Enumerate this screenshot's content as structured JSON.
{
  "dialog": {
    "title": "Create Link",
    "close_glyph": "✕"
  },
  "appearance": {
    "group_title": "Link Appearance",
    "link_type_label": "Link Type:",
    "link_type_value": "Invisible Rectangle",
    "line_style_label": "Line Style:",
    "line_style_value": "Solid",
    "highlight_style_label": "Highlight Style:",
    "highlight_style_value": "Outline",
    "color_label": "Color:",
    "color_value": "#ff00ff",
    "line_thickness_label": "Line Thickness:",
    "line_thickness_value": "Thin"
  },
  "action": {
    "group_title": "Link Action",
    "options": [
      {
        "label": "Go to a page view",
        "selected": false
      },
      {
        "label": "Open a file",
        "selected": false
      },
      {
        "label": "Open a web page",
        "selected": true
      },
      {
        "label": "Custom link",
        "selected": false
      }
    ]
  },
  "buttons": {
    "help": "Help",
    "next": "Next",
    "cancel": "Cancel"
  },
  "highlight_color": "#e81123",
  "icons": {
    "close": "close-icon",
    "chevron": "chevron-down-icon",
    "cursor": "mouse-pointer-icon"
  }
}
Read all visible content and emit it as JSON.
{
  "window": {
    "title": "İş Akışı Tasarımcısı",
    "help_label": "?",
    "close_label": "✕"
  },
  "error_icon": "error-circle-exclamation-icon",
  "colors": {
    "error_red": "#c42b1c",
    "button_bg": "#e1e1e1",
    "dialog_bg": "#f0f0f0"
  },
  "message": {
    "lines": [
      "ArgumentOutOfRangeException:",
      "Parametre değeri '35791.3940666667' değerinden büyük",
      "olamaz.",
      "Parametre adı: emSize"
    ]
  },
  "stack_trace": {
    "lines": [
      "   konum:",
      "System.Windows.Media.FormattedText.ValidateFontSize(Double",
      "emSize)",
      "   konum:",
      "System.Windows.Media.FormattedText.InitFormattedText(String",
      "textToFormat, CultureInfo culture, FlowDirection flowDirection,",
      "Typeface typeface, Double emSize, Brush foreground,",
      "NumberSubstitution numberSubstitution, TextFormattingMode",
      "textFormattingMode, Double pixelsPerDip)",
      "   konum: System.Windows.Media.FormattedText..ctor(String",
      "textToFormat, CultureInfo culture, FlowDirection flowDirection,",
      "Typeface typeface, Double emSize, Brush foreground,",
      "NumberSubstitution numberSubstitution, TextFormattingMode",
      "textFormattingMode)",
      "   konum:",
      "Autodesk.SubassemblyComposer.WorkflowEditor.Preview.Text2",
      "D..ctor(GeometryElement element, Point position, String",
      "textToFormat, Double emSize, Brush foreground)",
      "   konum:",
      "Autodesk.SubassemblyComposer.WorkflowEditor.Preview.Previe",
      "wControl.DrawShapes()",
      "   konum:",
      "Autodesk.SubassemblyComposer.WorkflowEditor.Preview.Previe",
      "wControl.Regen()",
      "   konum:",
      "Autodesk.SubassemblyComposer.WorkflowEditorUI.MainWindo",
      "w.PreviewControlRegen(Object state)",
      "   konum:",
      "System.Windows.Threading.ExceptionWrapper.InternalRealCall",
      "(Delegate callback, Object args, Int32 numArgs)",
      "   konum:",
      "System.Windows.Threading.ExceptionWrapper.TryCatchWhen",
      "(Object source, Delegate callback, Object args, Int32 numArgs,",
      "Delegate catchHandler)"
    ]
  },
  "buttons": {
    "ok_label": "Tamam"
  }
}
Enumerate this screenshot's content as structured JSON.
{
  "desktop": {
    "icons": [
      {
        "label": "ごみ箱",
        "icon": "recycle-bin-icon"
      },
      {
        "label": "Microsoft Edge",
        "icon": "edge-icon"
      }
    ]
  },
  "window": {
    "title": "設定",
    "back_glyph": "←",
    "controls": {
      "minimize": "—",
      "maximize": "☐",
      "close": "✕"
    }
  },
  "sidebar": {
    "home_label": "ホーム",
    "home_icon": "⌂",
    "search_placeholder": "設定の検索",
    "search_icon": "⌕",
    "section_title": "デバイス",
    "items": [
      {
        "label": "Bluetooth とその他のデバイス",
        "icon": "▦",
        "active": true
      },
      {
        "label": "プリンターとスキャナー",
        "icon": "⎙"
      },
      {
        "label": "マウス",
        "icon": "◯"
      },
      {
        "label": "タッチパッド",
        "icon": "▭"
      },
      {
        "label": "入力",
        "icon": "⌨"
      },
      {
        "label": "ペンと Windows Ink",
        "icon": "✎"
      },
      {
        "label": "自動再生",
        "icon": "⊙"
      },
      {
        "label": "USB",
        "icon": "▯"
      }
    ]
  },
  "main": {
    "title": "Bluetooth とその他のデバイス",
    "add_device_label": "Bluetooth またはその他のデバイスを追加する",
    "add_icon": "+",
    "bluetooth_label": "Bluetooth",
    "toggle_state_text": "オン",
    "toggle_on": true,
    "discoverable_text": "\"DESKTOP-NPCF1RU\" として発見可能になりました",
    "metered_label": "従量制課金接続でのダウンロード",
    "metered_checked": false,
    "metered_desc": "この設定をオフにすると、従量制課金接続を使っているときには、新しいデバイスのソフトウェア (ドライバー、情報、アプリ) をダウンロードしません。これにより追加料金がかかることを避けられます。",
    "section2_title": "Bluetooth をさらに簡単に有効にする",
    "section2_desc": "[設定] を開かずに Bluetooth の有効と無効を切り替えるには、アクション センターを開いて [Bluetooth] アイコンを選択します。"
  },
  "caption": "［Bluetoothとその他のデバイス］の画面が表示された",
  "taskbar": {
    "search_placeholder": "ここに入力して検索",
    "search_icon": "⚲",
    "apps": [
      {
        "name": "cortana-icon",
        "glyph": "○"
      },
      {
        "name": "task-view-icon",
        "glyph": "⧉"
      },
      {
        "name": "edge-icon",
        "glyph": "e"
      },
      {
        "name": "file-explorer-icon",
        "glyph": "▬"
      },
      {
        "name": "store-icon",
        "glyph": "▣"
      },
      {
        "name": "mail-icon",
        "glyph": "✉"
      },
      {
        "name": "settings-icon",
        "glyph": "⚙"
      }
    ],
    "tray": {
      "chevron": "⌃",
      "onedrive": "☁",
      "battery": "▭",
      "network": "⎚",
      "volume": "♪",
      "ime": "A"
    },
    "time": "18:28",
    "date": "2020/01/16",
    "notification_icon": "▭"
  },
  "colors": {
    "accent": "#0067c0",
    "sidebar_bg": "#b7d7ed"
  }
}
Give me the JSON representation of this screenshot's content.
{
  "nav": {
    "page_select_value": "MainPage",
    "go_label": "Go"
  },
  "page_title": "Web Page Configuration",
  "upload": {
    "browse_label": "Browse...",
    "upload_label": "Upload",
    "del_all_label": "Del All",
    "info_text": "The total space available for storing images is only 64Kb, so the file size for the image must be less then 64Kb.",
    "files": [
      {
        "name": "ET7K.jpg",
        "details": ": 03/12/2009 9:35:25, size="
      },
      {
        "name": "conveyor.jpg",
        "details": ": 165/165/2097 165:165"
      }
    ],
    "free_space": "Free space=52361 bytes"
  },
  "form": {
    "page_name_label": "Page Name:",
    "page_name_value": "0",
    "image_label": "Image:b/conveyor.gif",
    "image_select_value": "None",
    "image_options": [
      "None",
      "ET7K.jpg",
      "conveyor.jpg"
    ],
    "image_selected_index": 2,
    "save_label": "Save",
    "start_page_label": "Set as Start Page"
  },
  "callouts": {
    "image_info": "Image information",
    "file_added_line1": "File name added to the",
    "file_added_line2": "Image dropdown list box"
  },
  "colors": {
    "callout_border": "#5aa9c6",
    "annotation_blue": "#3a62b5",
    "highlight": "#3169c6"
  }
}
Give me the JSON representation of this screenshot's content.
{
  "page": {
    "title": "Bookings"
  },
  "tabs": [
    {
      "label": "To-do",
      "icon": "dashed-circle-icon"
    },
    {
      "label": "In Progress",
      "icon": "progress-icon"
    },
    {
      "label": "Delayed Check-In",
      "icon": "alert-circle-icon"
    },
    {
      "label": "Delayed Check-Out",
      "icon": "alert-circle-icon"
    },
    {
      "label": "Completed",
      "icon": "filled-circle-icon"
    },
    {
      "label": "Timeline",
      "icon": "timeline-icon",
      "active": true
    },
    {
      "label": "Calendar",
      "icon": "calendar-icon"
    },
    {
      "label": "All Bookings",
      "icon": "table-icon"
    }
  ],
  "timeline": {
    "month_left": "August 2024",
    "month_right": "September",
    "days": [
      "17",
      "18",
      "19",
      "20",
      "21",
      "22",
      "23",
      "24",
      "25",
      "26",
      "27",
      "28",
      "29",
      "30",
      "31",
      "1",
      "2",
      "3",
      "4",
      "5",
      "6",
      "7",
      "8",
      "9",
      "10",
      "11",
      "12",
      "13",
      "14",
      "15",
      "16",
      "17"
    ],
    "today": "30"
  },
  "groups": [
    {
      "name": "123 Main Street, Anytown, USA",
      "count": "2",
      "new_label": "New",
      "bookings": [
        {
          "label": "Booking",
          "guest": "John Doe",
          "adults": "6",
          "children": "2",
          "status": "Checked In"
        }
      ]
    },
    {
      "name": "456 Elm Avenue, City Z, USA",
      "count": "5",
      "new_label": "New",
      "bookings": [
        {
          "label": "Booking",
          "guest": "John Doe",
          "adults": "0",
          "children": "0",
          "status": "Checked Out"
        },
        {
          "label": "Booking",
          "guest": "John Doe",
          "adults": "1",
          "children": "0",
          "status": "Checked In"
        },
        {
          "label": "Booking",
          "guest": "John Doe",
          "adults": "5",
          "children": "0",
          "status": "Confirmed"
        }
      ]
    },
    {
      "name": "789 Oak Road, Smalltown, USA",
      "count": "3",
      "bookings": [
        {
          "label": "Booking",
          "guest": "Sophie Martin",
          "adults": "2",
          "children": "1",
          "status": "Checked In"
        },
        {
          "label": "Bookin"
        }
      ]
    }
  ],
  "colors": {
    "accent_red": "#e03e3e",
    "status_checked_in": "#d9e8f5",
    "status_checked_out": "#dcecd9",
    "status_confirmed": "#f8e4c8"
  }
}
_ _ _ _
• SET TASK:
From the records given above, copy all lines containing "ExceptionWrapper".

• RESULT OF THIS EXERCISE:
      "System.Windows.Threading.ExceptionWrapper.InternalRealCall",
      "System.Windows.Threading.ExceptionWrapper.TryCatchWhen",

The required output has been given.